(Records contained in a dataset)
══════════

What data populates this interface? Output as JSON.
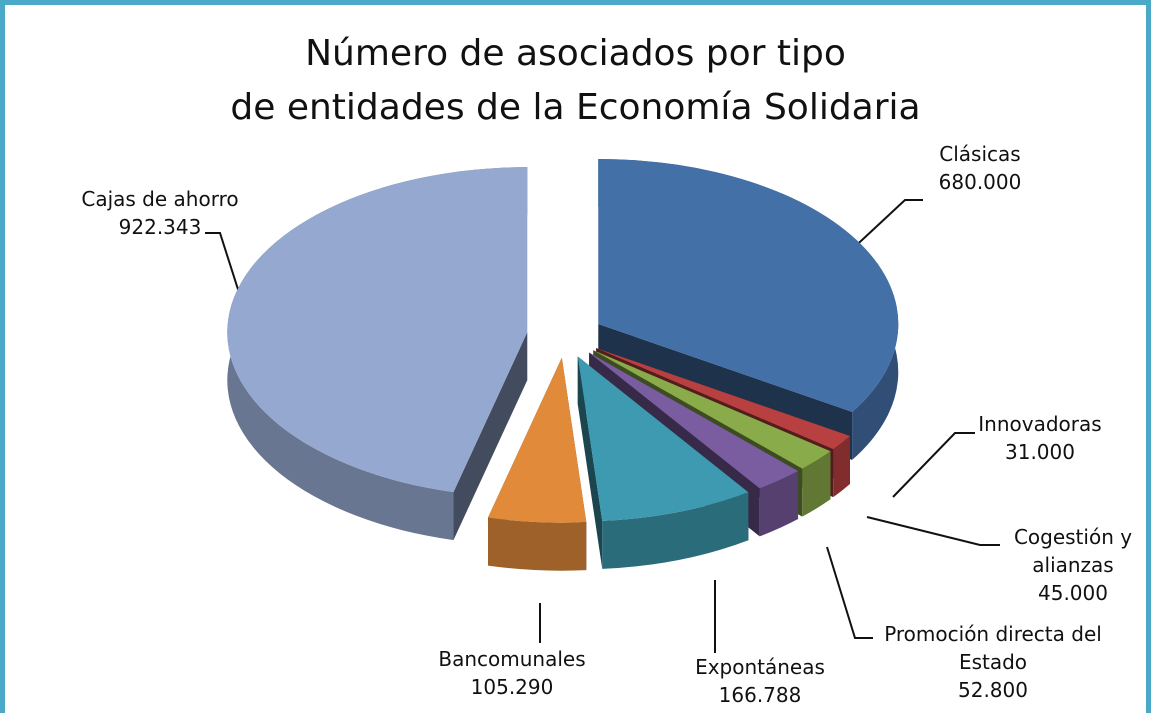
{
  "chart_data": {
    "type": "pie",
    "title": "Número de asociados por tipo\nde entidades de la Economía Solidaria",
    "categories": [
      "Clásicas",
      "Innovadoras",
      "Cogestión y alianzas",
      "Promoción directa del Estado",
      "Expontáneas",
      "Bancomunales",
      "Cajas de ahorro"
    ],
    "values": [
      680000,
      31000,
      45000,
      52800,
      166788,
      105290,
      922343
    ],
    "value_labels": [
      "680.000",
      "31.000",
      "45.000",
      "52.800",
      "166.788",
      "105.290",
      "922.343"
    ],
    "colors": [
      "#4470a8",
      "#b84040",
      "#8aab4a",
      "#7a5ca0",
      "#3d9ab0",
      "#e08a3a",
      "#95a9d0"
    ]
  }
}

══════════

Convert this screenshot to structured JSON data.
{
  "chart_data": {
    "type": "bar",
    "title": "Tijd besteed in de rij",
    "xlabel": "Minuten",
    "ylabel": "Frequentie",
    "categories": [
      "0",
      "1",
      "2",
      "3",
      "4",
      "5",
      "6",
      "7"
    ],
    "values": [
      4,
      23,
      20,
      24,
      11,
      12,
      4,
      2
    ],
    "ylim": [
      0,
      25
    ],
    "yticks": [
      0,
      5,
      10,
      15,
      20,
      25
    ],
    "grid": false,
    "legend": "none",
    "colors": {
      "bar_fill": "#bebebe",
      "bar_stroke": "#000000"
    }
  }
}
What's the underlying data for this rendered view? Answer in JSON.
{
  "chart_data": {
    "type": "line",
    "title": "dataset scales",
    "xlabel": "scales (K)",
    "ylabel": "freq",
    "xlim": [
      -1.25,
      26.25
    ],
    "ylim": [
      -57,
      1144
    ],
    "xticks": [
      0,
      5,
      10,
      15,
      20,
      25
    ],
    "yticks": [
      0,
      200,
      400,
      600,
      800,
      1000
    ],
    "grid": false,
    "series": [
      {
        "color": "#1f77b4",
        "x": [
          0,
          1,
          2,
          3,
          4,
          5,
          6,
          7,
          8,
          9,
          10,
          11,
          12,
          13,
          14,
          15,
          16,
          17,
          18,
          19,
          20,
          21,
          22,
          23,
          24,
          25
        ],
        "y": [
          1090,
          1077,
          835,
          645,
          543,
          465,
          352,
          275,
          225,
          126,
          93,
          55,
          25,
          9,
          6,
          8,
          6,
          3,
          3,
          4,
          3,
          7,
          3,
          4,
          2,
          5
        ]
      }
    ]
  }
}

══════════

Copy out every line that includes the word "title".

    "title": "Número de asociados por tipo\nde entidades de la Economía Solidaria",
    "title": "Tijd besteed in de rij",
    "title": "dataset scales",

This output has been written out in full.